Dataset records:
□ □ □ □

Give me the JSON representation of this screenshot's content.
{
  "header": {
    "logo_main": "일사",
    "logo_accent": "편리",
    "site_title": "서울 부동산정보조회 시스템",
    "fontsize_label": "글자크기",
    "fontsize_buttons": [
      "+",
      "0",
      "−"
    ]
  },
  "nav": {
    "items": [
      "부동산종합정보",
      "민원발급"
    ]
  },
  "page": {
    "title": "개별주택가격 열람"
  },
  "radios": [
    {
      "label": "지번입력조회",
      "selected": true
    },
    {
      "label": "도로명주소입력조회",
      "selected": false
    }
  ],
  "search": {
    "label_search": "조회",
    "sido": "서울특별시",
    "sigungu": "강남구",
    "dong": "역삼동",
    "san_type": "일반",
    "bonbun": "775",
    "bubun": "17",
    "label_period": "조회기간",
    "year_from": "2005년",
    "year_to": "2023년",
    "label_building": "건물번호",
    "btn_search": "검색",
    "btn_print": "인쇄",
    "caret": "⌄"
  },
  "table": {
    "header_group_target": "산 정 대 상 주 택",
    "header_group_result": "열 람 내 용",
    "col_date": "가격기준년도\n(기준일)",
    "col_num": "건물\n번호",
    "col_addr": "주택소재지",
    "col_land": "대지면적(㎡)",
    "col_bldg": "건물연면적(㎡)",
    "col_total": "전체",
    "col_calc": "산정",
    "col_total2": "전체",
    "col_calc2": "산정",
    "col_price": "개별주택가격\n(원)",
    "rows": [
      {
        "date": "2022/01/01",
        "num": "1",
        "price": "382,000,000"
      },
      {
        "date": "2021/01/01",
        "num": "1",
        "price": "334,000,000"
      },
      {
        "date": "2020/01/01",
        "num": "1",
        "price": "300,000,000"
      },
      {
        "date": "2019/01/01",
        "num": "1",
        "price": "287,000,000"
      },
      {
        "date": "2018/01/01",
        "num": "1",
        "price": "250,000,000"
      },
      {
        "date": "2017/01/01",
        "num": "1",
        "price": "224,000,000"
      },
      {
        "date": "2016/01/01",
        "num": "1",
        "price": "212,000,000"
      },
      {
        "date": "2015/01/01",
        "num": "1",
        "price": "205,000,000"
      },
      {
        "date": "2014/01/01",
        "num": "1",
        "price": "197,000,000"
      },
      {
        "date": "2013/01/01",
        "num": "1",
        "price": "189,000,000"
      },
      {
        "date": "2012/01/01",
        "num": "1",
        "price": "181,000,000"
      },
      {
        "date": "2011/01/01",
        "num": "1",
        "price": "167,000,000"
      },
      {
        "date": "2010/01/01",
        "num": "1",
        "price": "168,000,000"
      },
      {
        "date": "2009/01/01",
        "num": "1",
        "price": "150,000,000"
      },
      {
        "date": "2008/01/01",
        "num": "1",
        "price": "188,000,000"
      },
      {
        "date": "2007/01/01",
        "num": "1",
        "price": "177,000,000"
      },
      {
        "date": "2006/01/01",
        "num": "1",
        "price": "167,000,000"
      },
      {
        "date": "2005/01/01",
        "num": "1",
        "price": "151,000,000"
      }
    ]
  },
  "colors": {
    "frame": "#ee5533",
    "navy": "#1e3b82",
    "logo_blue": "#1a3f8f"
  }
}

□ □ □ □

Prompt:
Repeat every line of the data, exactly and in full.

Answer for this exercise:
Give me the JSON representation of this screenshot's content.
{
  "header": {
    "logo_main": "일사",
    "logo_accent": "편리",
    "site_title": "서울 부동산정보조회 시스템",
    "fontsize_label": "글자크기",
    "fontsize_buttons": [
      "+",
      "0",
      "−"
    ]
  },
  "nav": {
    "items": [
      "부동산종합정보",
      "민원발급"
    ]
  },
  "page": {
    "title": "개별주택가격 열람"
  },
  "radios": [
    {
      "label": "지번입력조회",
      "selected": true
    },
    {
      "label": "도로명주소입력조회",
      "selected": false
    }
  ],
  "search": {
    "label_search": "조회",
    "sido": "서울특별시",
    "sigungu": "강남구",
    "dong": "역삼동",
    "san_type": "일반",
    "bonbun": "775",
    "bubun": "17",
    "label_period": "조회기간",
    "year_from": "2005년",
    "year_to": "2023년",
    "label_building": "건물번호",
    "btn_search": "검색",
    "btn_print": "인쇄",
    "caret": "⌄"
  },
  "table": {
    "header_group_target": "산 정 대 상 주 택",
    "header_group_result": "열 람 내 용",
    "col_date": "가격기준년도\n(기준일)",
    "col_num": "건물\n번호",
    "col_addr": "주택소재지",
    "col_land": "대지면적(㎡)",
    "col_bldg": "건물연면적(㎡)",
    "col_total": "전체",
    "col_calc": "산정",
    "col_total2": "전체",
    "col_calc2": "산정",
    "col_price": "개별주택가격\n(원)",
    "rows": [
      {
        "date": "2022/01/01",
        "num": "1",
        "price": "382,000,000"
      },
      {
        "date": "2021/01/01",
        "num": "1",
        "price": "334,000,000"
      },
      {
        "date": "2020/01/01",
        "num": "1",
        "price": "300,000,000"
      },
      {
        "date": "2019/01/01",
        "num": "1",
        "price": "287,000,000"
      },
      {
        "date": "2018/01/01",
        "num": "1",
        "price": "250,000,000"
      },
      {
        "date": "2017/01/01",
        "num": "1",
        "price": "224,000,000"
      },
      {
        "date": "2016/01/01",
        "num": "1",
        "price": "212,000,000"
      },
      {
        "date": "2015/01/01",
        "num": "1",
        "price": "205,000,000"
      },
      {
        "date": "2014/01/01",
        "num": "1",
        "price": "197,000,000"
      },
      {
        "date": "2013/01/01",
        "num": "1",
        "price": "189,000,000"
      },
      {
        "date": "2012/01/01",
        "num": "1",
        "price": "181,000,000"
      },
      {
        "date": "2011/01/01",
        "num": "1",
        "price": "167,000,000"
      },
      {
        "date": "2010/01/01",
        "num": "1",
        "price": "168,000,000"
      },
      {
        "date": "2009/01/01",
        "num": "1",
        "price": "150,000,000"
      },
      {
        "date": "2008/01/01",
        "num": "1",
        "price": "188,000,000"
      },
      {
        "date": "2007/01/01",
        "num": "1",
        "price": "177,000,000"
      },
      {
        "date": "2006/01/01",
        "num": "1",
        "price": "167,000,000"
      },
      {
        "date": "2005/01/01",
        "num": "1",
        "price": "151,000,000"
      }
    ]
  },
  "colors": {
    "frame": "#ee5533",
    "navy": "#1e3b82",
    "logo_blue": "#1a3f8f"
  }
}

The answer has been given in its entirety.